GOAL
Word for word, restate every line of the listing that follows.
»»
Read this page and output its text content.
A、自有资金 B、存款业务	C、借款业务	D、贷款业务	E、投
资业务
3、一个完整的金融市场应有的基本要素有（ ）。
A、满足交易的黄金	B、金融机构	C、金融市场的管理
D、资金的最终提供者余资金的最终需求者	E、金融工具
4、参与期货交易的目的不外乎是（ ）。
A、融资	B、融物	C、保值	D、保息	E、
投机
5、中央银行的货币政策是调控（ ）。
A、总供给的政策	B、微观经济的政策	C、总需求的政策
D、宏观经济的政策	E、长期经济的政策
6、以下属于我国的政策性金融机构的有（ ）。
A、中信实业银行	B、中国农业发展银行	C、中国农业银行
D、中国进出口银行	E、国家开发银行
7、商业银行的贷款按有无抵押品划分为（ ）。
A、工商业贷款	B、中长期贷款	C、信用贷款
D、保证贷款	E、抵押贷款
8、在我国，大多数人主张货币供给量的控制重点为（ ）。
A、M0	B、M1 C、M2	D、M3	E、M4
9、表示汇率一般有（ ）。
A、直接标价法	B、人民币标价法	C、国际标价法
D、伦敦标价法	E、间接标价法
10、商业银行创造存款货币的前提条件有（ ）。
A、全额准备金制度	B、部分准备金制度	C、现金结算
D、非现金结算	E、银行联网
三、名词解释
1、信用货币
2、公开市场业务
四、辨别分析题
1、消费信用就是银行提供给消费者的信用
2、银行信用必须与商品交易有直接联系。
««
TASK RESULT
Read this page and output its text content.
A、自有资金 B、存款业务	C、借款业务	D、贷款业务	E、投
资业务
3、一个完整的金融市场应有的基本要素有（ ）。
A、满足交易的黄金	B、金融机构	C、金融市场的管理
D、资金的最终提供者余资金的最终需求者	E、金融工具
4、参与期货交易的目的不外乎是（ ）。
A、融资	B、融物	C、保值	D、保息	E、
投机
5、中央银行的货币政策是调控（ ）。
A、总供给的政策	B、微观经济的政策	C、总需求的政策
D、宏观经济的政策	E、长期经济的政策
6、以下属于我国的政策性金融机构的有（ ）。
A、中信实业银行	B、中国农业发展银行	C、中国农业银行
D、中国进出口银行	E、国家开发银行
7、商业银行的贷款按有无抵押品划分为（ ）。
A、工商业贷款	B、中长期贷款	C、信用贷款
D、保证贷款	E、抵押贷款
8、在我国，大多数人主张货币供给量的控制重点为（ ）。
A、M0	B、M1 C、M2	D、M3	E、M4
9、表示汇率一般有（ ）。
A、直接标价法	B、人民币标价法	C、国际标价法
D、伦敦标价法	E、间接标价法
10、商业银行创造存款货币的前提条件有（ ）。
A、全额准备金制度	B、部分准备金制度	C、现金结算
D、非现金结算	E、银行联网
三、名词解释
1、信用货币
2、公开市场业务
四、辨别分析题
1、消费信用就是银行提供给消费者的信用
2、银行信用必须与商品交易有直接联系。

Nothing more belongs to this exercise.